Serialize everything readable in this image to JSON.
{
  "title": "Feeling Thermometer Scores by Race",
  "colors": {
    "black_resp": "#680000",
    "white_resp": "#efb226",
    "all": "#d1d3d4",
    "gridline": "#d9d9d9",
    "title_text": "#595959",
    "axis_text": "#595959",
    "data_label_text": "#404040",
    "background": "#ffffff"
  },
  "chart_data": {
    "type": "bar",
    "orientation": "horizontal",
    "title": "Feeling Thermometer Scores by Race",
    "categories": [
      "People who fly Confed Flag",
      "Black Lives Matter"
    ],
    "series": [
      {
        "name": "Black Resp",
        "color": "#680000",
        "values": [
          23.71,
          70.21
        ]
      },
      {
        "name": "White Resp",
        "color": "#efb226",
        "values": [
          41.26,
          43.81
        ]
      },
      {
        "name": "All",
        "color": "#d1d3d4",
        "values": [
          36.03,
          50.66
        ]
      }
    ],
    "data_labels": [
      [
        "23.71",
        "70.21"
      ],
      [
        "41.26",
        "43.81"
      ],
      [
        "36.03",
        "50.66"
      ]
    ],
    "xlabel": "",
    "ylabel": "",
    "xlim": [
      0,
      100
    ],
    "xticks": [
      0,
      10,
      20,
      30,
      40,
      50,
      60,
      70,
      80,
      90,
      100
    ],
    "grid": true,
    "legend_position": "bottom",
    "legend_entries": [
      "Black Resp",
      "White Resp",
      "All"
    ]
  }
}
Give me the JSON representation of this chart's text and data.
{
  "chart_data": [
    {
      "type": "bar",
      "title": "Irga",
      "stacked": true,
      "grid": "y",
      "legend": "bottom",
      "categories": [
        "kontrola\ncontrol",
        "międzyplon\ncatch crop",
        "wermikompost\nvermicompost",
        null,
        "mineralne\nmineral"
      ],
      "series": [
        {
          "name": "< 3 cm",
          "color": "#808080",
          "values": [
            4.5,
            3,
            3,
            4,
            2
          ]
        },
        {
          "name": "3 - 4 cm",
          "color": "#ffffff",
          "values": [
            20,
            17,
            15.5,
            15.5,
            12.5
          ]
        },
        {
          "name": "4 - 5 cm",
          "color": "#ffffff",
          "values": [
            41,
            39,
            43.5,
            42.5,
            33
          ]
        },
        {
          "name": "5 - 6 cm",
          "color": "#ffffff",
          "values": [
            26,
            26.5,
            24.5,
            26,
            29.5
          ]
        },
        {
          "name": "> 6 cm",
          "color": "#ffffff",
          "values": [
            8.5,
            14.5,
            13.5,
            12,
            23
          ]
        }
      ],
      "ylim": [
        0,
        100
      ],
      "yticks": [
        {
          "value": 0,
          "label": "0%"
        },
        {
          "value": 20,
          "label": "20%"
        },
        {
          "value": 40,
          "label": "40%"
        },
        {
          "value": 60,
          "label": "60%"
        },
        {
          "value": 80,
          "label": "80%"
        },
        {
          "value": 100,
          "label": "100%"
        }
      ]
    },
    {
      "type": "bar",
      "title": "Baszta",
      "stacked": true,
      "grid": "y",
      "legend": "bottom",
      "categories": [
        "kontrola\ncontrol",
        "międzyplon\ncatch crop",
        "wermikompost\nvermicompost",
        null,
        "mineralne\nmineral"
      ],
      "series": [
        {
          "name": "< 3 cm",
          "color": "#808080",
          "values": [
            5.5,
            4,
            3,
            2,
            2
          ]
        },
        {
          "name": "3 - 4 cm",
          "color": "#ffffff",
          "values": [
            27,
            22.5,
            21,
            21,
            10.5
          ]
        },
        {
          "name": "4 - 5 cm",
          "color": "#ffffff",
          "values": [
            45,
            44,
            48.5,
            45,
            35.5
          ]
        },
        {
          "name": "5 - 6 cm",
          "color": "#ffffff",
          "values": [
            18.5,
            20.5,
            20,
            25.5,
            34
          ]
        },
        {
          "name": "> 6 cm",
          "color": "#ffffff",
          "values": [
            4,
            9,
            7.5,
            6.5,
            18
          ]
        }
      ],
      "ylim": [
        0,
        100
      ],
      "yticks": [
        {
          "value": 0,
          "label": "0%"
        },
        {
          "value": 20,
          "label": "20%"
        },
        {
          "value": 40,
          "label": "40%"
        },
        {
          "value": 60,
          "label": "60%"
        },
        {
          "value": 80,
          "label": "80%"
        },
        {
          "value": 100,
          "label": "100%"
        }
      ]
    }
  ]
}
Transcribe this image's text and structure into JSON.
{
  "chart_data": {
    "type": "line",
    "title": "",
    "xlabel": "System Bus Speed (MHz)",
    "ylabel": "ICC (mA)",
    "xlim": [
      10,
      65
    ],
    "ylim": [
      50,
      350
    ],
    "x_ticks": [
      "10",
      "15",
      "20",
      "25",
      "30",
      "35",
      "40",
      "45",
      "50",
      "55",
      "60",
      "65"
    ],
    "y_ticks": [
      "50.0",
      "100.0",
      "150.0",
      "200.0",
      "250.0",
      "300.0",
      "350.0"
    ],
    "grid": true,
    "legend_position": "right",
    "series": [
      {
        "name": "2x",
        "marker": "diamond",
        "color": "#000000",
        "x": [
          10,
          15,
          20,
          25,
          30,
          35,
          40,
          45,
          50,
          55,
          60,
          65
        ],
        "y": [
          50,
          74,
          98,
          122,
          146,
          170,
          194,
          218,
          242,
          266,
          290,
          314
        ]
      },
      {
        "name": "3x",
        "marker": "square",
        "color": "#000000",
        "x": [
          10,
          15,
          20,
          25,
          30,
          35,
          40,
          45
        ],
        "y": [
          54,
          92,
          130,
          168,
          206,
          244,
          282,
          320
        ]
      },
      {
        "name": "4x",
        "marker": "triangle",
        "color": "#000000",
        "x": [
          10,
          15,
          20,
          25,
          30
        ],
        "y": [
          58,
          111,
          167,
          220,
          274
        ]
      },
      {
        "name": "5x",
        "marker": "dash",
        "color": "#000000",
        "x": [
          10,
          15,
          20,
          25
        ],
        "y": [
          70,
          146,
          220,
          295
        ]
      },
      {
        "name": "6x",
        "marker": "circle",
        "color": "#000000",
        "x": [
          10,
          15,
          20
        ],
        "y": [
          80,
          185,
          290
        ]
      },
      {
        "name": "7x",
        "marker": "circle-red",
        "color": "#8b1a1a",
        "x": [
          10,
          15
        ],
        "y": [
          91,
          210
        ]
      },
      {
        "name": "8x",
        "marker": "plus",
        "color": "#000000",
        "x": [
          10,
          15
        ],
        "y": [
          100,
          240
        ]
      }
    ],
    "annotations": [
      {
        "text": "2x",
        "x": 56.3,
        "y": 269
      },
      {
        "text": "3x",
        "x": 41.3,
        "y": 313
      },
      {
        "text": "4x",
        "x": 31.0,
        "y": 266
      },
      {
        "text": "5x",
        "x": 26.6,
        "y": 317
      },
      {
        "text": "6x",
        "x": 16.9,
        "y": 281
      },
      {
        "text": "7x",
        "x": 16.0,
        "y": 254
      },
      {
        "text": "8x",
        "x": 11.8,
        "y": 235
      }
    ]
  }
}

⁂

Directions for this task →
Reproduce each line holding the word "JSON".

Finished answer →
Serialize everything readable in this image to JSON.
Give me the JSON representation of this chart's text and data.
Transcribe this image's text and structure into JSON.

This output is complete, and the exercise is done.